| Records provided |
________________________________________
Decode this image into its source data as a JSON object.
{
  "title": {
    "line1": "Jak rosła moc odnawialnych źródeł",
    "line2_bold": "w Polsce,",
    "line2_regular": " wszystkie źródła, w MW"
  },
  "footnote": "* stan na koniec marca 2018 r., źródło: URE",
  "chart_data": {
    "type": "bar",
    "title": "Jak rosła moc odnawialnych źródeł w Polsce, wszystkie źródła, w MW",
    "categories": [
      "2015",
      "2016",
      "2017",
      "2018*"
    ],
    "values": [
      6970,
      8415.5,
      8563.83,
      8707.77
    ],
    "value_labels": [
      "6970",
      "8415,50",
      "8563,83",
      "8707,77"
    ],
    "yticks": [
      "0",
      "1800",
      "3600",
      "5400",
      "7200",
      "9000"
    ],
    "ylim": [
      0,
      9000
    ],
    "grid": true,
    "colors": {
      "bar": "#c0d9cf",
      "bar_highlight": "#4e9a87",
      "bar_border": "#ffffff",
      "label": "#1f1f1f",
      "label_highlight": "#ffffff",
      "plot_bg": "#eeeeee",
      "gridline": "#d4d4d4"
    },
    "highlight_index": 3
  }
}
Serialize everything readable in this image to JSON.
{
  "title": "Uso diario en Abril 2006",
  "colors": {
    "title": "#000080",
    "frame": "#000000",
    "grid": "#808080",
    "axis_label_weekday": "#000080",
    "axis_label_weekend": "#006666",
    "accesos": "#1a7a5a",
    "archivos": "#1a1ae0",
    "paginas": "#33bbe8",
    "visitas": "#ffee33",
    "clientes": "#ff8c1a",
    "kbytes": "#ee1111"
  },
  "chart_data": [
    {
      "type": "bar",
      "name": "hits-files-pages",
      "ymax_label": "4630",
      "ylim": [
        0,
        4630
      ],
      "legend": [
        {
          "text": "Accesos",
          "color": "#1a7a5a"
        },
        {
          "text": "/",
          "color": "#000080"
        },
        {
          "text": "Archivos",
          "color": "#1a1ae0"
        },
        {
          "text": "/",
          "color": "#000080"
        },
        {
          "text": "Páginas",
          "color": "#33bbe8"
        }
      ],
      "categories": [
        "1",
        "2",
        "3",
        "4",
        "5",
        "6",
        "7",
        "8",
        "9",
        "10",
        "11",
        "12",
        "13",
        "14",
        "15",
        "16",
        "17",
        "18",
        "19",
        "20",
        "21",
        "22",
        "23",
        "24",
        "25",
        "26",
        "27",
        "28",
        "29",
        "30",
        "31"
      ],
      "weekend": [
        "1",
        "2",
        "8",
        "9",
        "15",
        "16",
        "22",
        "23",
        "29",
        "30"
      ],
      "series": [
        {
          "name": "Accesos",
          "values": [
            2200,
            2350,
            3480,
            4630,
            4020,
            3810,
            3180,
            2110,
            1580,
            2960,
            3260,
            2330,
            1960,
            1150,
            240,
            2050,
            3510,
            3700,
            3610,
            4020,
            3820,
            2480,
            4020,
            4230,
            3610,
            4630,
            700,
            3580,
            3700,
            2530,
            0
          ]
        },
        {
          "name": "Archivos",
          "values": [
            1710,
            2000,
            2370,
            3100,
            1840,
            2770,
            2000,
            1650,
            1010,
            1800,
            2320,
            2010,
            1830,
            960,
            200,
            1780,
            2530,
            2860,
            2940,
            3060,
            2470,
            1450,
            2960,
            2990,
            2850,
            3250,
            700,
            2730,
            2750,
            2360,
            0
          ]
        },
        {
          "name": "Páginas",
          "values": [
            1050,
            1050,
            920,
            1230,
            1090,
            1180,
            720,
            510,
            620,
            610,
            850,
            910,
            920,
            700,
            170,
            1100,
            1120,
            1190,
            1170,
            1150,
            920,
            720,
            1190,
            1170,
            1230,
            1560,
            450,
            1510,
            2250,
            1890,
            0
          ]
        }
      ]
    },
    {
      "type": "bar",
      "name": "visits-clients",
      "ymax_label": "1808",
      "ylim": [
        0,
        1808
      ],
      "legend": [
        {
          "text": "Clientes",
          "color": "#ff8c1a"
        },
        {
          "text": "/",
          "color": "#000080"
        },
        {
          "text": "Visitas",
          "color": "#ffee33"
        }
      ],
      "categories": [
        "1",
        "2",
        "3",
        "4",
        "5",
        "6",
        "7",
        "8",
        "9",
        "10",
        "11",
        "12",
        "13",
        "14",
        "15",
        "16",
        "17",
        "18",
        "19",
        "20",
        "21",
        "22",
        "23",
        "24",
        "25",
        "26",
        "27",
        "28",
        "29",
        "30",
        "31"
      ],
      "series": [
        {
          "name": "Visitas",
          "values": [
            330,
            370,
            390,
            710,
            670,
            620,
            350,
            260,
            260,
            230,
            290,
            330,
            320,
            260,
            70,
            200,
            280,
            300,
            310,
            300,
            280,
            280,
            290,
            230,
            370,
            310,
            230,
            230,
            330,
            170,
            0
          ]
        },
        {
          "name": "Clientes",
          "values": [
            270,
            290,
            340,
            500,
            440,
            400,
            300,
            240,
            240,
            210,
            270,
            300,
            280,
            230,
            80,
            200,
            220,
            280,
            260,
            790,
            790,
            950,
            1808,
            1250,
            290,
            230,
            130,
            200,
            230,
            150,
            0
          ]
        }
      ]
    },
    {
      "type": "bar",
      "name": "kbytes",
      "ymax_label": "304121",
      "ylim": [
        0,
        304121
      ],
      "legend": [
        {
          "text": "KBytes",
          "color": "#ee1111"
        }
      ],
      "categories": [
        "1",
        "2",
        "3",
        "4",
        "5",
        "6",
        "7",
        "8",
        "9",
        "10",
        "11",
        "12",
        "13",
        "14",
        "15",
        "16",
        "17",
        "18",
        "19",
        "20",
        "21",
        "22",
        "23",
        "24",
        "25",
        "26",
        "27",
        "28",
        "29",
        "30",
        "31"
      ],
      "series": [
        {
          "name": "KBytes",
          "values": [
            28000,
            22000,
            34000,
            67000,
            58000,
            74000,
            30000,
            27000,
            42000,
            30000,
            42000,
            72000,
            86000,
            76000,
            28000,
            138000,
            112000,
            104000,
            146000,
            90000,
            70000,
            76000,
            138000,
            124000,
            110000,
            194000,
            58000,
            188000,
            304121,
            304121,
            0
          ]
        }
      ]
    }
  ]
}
________________________________________
| Task to complete |
Copy out all of the records above with nothing altered.

| Result for this exercise |
Decode this image into its source data as a JSON object.
{
  "title": {
    "line1": "Jak rosła moc odnawialnych źródeł",
    "line2_bold": "w Polsce,",
    "line2_regular": " wszystkie źródła, w MW"
  },
  "footnote": "* stan na koniec marca 2018 r., źródło: URE",
  "chart_data": {
    "type": "bar",
    "title": "Jak rosła moc odnawialnych źródeł w Polsce, wszystkie źródła, w MW",
    "categories": [
      "2015",
      "2016",
      "2017",
      "2018*"
    ],
    "values": [
      6970,
      8415.5,
      8563.83,
      8707.77
    ],
    "value_labels": [
      "6970",
      "8415,50",
      "8563,83",
      "8707,77"
    ],
    "yticks": [
      "0",
      "1800",
      "3600",
      "5400",
      "7200",
      "9000"
    ],
    "ylim": [
      0,
      9000
    ],
    "grid": true,
    "colors": {
      "bar": "#c0d9cf",
      "bar_highlight": "#4e9a87",
      "bar_border": "#ffffff",
      "label": "#1f1f1f",
      "label_highlight": "#ffffff",
      "plot_bg": "#eeeeee",
      "gridline": "#d4d4d4"
    },
    "highlight_index": 3
  }
}
Serialize everything readable in this image to JSON.
{
  "title": "Uso diario en Abril 2006",
  "colors": {
    "title": "#000080",
    "frame": "#000000",
    "grid": "#808080",
    "axis_label_weekday": "#000080",
    "axis_label_weekend": "#006666",
    "accesos": "#1a7a5a",
    "archivos": "#1a1ae0",
    "paginas": "#33bbe8",
    "visitas": "#ffee33",
    "clientes": "#ff8c1a",
    "kbytes": "#ee1111"
  },
  "chart_data": [
    {
      "type": "bar",
      "name": "hits-files-pages",
      "ymax_label": "4630",
      "ylim": [
        0,
        4630
      ],
      "legend": [
        {
          "text": "Accesos",
          "color": "#1a7a5a"
        },
        {
          "text": "/",
          "color": "#000080"
        },
        {
          "text": "Archivos",
          "color": "#1a1ae0"
        },
        {
          "text": "/",
          "color": "#000080"
        },
        {
          "text": "Páginas",
          "color": "#33bbe8"
        }
      ],
      "categories": [
        "1",
        "2",
        "3",
        "4",
        "5",
        "6",
        "7",
        "8",
        "9",
        "10",
        "11",
        "12",
        "13",
        "14",
        "15",
        "16",
        "17",
        "18",
        "19",
        "20",
        "21",
        "22",
        "23",
        "24",
        "25",
        "26",
        "27",
        "28",
        "29",
        "30",
        "31"
      ],
      "weekend": [
        "1",
        "2",
        "8",
        "9",
        "15",
        "16",
        "22",
        "23",
        "29",
        "30"
      ],
      "series": [
        {
          "name": "Accesos",
          "values": [
            2200,
            2350,
            3480,
            4630,
            4020,
            3810,
            3180,
            2110,
            1580,
            2960,
            3260,
            2330,
            1960,
            1150,
            240,
            2050,
            3510,
            3700,
            3610,
            4020,
            3820,
            2480,
            4020,
            4230,
            3610,
            4630,
            700,
            3580,
            3700,
            2530,
            0
          ]
        },
        {
          "name": "Archivos",
          "values": [
            1710,
            2000,
            2370,
            3100,
            1840,
            2770,
            2000,
            1650,
            1010,
            1800,
            2320,
            2010,
            1830,
            960,
            200,
            1780,
            2530,
            2860,
            2940,
            3060,
            2470,
            1450,
            2960,
            2990,
            2850,
            3250,
            700,
            2730,
            2750,
            2360,
            0
          ]
        },
        {
          "name": "Páginas",
          "values": [
            1050,
            1050,
            920,
            1230,
            1090,
            1180,
            720,
            510,
            620,
            610,
            850,
            910,
            920,
            700,
            170,
            1100,
            1120,
            1190,
            1170,
            1150,
            920,
            720,
            1190,
            1170,
            1230,
            1560,
            450,
            1510,
            2250,
            1890,
            0
          ]
        }
      ]
    },
    {
      "type": "bar",
      "name": "visits-clients",
      "ymax_label": "1808",
      "ylim": [
        0,
        1808
      ],
      "legend": [
        {
          "text": "Clientes",
          "color": "#ff8c1a"
        },
        {
          "text": "/",
          "color": "#000080"
        },
        {
          "text": "Visitas",
          "color": "#ffee33"
        }
      ],
      "categories": [
        "1",
        "2",
        "3",
        "4",
        "5",
        "6",
        "7",
        "8",
        "9",
        "10",
        "11",
        "12",
        "13",
        "14",
        "15",
        "16",
        "17",
        "18",
        "19",
        "20",
        "21",
        "22",
        "23",
        "24",
        "25",
        "26",
        "27",
        "28",
        "29",
        "30",
        "31"
      ],
      "series": [
        {
          "name": "Visitas",
          "values": [
            330,
            370,
            390,
            710,
            670,
            620,
            350,
            260,
            260,
            230,
            290,
            330,
            320,
            260,
            70,
            200,
            280,
            300,
            310,
            300,
            280,
            280,
            290,
            230,
            370,
            310,
            230,
            230,
            330,
            170,
            0
          ]
        },
        {
          "name": "Clientes",
          "values": [
            270,
            290,
            340,
            500,
            440,
            400,
            300,
            240,
            240,
            210,
            270,
            300,
            280,
            230,
            80,
            200,
            220,
            280,
            260,
            790,
            790,
            950,
            1808,
            1250,
            290,
            230,
            130,
            200,
            230,
            150,
            0
          ]
        }
      ]
    },
    {
      "type": "bar",
      "name": "kbytes",
      "ymax_label": "304121",
      "ylim": [
        0,
        304121
      ],
      "legend": [
        {
          "text": "KBytes",
          "color": "#ee1111"
        }
      ],
      "categories": [
        "1",
        "2",
        "3",
        "4",
        "5",
        "6",
        "7",
        "8",
        "9",
        "10",
        "11",
        "12",
        "13",
        "14",
        "15",
        "16",
        "17",
        "18",
        "19",
        "20",
        "21",
        "22",
        "23",
        "24",
        "25",
        "26",
        "27",
        "28",
        "29",
        "30",
        "31"
      ],
      "series": [
        {
          "name": "KBytes",
          "values": [
            28000,
            22000,
            34000,
            67000,
            58000,
            74000,
            30000,
            27000,
            42000,
            30000,
            42000,
            72000,
            86000,
            76000,
            28000,
            138000,
            112000,
            104000,
            146000,
            90000,
            70000,
            76000,
            138000,
            124000,
            110000,
            194000,
            58000,
            188000,
            304121,
            304121,
            0
          ]
        }
      ]
    }
  ]
}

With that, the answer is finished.